• _Records shown_:
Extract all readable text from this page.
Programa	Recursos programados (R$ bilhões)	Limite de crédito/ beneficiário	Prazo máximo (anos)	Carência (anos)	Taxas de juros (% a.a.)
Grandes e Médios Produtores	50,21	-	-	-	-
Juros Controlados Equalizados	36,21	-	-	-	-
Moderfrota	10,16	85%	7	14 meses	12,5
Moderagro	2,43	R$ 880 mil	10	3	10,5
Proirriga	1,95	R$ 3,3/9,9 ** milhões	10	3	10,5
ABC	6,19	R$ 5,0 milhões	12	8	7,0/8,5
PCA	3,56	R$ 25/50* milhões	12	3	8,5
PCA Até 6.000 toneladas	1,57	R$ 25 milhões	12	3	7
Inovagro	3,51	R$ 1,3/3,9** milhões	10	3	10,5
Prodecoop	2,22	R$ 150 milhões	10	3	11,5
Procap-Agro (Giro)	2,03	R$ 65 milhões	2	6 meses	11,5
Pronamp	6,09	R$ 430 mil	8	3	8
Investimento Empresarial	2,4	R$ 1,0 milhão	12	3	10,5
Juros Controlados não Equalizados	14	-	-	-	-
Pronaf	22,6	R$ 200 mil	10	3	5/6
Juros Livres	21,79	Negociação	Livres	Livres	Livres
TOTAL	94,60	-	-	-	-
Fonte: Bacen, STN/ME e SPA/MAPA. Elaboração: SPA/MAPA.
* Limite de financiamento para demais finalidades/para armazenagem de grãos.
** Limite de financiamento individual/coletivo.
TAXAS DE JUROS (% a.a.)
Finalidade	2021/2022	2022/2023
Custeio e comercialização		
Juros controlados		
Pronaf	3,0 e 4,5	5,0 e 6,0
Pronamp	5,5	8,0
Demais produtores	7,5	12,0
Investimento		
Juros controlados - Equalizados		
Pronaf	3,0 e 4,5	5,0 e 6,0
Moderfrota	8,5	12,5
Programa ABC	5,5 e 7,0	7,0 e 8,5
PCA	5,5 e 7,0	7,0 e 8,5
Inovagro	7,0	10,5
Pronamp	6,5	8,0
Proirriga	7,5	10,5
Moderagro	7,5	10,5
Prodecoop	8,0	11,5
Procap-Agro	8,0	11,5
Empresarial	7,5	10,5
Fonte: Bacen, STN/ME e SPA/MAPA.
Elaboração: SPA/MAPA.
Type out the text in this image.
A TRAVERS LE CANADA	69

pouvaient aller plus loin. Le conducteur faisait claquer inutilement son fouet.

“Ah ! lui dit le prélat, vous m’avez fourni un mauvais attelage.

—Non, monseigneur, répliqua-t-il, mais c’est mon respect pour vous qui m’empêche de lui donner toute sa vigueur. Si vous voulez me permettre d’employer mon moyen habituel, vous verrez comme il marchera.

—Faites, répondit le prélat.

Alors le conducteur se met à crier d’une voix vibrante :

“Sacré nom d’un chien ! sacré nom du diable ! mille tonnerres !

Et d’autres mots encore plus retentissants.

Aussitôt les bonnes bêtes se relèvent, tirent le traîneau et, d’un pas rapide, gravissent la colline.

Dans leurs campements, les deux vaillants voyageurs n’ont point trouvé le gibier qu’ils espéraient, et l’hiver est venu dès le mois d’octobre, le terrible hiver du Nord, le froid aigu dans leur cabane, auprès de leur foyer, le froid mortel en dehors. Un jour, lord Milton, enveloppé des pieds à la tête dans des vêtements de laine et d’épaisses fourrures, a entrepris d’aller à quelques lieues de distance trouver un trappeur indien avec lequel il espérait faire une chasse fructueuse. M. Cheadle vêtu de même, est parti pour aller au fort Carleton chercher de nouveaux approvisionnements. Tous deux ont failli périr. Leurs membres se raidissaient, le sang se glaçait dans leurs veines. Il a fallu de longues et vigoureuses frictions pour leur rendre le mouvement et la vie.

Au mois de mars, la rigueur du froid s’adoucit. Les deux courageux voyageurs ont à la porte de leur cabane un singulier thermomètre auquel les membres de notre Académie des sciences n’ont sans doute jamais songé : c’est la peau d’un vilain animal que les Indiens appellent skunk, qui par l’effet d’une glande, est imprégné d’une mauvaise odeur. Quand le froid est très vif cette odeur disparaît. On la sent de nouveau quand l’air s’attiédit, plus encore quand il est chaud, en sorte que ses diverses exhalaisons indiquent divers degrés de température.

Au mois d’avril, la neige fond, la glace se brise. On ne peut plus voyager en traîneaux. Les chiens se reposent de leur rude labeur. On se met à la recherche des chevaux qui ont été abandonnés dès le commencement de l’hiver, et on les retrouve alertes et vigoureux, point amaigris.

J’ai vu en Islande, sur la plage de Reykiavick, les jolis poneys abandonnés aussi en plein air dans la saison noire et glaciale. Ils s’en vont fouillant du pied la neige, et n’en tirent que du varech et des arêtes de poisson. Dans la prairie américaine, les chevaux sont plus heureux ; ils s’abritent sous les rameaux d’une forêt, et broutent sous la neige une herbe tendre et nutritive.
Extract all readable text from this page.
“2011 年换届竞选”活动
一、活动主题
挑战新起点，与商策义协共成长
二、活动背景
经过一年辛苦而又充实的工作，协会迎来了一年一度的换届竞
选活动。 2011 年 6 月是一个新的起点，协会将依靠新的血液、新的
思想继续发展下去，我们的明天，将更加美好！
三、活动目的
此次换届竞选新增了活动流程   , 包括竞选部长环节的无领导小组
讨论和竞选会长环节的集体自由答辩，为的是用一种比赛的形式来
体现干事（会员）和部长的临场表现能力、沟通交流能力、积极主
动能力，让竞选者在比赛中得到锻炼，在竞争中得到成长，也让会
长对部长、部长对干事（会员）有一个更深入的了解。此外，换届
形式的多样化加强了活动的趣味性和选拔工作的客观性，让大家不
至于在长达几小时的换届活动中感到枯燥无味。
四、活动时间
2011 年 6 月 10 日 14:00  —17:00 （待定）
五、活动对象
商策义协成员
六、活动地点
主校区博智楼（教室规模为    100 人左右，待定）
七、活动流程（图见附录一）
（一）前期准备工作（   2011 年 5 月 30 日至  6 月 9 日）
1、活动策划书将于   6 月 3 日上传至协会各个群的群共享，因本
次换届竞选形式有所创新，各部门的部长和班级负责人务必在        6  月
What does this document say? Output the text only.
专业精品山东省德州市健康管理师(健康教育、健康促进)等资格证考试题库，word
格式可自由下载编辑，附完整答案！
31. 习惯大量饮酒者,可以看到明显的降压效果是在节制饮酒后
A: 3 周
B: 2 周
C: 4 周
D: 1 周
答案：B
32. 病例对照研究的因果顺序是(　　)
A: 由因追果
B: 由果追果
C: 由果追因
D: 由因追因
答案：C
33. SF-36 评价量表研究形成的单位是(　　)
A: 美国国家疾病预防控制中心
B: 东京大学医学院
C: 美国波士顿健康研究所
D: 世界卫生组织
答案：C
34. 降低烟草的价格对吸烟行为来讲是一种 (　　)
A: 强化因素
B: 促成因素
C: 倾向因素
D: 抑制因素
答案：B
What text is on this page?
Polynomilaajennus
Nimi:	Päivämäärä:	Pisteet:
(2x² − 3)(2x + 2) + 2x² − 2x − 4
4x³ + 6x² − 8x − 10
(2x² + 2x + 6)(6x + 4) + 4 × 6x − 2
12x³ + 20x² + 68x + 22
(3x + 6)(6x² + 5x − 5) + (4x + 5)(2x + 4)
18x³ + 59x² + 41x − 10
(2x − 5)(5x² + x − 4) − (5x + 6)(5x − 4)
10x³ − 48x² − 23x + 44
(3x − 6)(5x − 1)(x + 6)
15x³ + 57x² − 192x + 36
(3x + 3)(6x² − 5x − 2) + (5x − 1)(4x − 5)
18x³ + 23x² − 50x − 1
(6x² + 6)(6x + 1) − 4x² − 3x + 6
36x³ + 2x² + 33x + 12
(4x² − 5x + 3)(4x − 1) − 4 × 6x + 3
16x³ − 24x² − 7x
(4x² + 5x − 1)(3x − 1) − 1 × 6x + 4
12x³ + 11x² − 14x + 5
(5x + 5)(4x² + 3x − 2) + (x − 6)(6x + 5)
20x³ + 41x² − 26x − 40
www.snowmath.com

• _What to work on_:
Pick out, from the lines above, every one that contains the string "meses".

• _Worked answer_:
Moderfrota	10,16	85%	7	14 meses	12,5
Procap-Agro (Giro)	2,03	R$ 65 milhões	2	6 meses	11,5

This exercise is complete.